Input rows:
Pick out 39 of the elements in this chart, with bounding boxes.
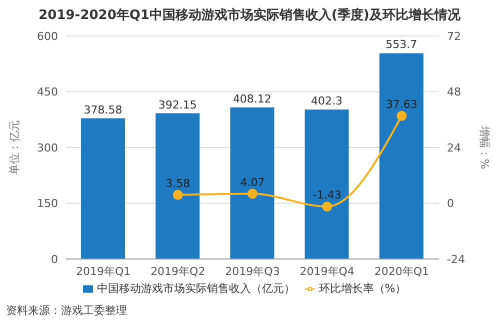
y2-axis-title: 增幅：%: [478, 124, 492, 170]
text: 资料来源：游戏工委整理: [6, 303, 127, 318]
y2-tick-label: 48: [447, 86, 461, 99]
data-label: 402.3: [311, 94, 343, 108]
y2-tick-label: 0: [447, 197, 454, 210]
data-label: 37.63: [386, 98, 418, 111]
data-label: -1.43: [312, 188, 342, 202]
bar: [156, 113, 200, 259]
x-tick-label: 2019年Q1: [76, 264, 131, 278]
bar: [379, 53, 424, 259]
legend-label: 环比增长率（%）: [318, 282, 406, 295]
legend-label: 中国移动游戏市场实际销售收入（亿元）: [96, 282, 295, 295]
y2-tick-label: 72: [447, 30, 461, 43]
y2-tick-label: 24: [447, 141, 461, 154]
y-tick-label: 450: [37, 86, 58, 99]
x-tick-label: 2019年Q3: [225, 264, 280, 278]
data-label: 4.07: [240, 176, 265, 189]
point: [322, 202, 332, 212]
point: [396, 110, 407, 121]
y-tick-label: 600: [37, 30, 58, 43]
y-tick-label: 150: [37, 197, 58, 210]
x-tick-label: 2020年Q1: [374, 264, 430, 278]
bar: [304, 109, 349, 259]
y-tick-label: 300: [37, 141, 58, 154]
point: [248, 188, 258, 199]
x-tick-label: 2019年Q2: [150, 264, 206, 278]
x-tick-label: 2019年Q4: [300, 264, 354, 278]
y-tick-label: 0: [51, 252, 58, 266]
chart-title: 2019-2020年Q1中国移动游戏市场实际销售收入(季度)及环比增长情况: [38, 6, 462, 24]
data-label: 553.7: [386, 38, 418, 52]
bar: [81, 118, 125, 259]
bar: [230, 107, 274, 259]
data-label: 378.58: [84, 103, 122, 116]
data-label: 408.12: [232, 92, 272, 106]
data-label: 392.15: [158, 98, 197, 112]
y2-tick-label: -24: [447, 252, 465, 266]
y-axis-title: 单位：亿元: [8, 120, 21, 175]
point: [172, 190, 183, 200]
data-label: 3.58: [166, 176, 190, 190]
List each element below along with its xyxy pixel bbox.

==

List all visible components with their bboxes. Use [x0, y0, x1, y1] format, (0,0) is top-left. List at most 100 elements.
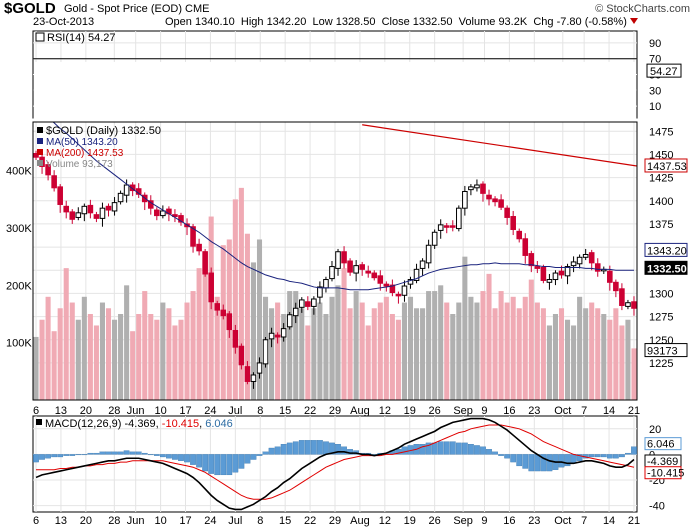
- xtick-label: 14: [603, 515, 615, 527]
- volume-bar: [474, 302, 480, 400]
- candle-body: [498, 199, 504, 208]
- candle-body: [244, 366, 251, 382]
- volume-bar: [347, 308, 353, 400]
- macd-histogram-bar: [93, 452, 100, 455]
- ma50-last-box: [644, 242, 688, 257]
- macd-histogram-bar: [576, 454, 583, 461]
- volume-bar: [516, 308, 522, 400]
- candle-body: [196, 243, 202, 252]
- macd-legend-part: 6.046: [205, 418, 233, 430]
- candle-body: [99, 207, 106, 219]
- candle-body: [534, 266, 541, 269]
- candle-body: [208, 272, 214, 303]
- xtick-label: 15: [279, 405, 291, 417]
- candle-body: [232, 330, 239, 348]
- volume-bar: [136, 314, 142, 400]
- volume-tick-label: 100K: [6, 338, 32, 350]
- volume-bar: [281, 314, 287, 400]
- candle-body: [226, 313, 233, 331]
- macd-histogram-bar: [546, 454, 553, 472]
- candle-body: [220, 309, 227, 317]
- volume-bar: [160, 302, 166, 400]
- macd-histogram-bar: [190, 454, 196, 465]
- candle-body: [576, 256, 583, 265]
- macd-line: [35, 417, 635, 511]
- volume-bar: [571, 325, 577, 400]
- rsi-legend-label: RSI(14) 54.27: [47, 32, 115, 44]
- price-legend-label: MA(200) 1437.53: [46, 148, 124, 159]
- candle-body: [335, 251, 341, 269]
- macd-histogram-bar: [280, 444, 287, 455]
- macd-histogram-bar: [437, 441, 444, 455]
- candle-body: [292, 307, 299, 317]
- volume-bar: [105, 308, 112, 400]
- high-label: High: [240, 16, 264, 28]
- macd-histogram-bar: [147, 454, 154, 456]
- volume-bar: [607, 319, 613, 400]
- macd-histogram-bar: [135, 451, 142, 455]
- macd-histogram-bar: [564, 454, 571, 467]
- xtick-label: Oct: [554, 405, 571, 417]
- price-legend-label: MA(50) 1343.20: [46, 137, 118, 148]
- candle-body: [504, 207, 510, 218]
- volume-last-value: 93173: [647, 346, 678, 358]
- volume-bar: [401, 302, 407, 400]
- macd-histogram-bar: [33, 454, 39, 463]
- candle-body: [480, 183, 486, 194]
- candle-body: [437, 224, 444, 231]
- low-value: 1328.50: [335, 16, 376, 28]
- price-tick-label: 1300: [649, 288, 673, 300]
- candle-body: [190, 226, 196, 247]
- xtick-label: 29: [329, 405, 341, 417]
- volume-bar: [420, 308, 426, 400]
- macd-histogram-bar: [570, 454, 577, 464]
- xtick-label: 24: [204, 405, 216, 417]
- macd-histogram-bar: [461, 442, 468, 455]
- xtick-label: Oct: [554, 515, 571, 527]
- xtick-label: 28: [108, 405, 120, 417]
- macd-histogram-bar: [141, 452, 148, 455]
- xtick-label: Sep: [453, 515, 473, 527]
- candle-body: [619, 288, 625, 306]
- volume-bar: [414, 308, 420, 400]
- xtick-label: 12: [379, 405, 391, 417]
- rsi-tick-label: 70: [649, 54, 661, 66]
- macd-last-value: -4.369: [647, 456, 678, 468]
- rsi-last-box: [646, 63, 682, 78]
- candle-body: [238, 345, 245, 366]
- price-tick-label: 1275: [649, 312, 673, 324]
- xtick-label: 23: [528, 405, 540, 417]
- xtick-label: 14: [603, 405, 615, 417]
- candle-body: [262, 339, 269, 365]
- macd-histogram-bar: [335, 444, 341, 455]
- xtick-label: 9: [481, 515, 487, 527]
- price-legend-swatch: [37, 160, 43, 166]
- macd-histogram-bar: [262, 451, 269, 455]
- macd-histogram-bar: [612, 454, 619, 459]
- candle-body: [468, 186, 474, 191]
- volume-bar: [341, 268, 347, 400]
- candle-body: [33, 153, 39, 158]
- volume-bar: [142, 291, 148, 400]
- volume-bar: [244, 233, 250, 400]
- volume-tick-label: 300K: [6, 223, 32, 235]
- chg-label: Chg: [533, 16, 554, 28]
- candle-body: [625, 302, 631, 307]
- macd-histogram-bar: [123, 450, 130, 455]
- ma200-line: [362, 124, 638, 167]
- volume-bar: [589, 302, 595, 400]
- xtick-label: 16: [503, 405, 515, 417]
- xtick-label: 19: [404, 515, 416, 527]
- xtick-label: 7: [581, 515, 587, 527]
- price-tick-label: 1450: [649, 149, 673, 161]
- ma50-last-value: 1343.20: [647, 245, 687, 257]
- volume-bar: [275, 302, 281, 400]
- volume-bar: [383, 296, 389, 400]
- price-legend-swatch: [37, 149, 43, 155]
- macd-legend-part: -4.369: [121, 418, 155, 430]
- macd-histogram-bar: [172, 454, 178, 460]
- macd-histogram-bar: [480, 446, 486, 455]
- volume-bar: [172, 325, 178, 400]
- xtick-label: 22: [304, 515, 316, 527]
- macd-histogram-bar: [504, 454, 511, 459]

What is expected:
From the items above, lay out as a numbered list the lines that open with the one containing "- xtick-label: 14: [603, 515, 615, 527]" and close with the one containing "- volume-bar: [401, 302, 407, 400]", both of those lines included. Leave out any blank lines.

Answer in full:
1. - xtick-label: 14: [603, 515, 615, 527]
2. - volume-bar: [474, 302, 480, 400]
3. - candle-body: [498, 199, 504, 208]
4. - candle-body: [244, 366, 251, 382]
5. - volume-bar: [347, 308, 353, 400]
6. - macd-histogram-bar: [93, 452, 100, 455]
7. - ma50-last-box: [644, 242, 688, 257]
8. - macd-histogram-bar: [576, 454, 583, 461]
9. - volume-bar: [516, 308, 522, 400]
10. - candle-body: [196, 243, 202, 252]
11. - macd-legend-part: 6.046: [205, 418, 233, 430]
12. - candle-body: [99, 207, 106, 219]
13. - candle-body: [534, 266, 541, 269]
14. - candle-body: [208, 272, 214, 303]
15. - xtick-label: 15: [279, 405, 291, 417]
16. - candle-body: [232, 330, 239, 348]
17. - volume-bar: [136, 314, 142, 400]
18. - volume-tick-label: 100K: [6, 338, 32, 350]
19. - volume-bar: [281, 314, 287, 400]
20. - candle-body: [226, 313, 233, 331]
21. - macd-histogram-bar: [546, 454, 553, 472]
22. - candle-body: [220, 309, 227, 317]
23. - volume-bar: [160, 302, 166, 400]
24. - macd-histogram-bar: [190, 454, 196, 465]
25. - candle-body: [576, 256, 583, 265]
26. - macd-line: [35, 417, 635, 511]
27. - volume-bar: [571, 325, 577, 400]
28. - rsi-legend-label: RSI(14) 54.27: [47, 32, 115, 44]
29. - price-legend-label: MA(200) 1437.53: [46, 148, 124, 159]
30. - candle-body: [335, 251, 341, 269]
31. - macd-histogram-bar: [280, 444, 287, 455]
32. - macd-histogram-bar: [437, 441, 444, 455]
33. - candle-body: [292, 307, 299, 317]
34. - volume-bar: [105, 308, 112, 400]
35. - high-label: High: [240, 16, 264, 28]
36. - macd-histogram-bar: [147, 454, 154, 456]
37. - volume-bar: [607, 319, 613, 400]
38. - macd-histogram-bar: [135, 451, 142, 455]
39. - macd-histogram-bar: [564, 454, 571, 467]
40. - xtick-label: Oct: [554, 405, 571, 417]
41. - price-legend-label: MA(50) 1343.20: [46, 137, 118, 148]
42. - candle-body: [504, 207, 510, 218]
43. - volume-last-value: 93173: [647, 346, 678, 358]
44. - volume-bar: [401, 302, 407, 400]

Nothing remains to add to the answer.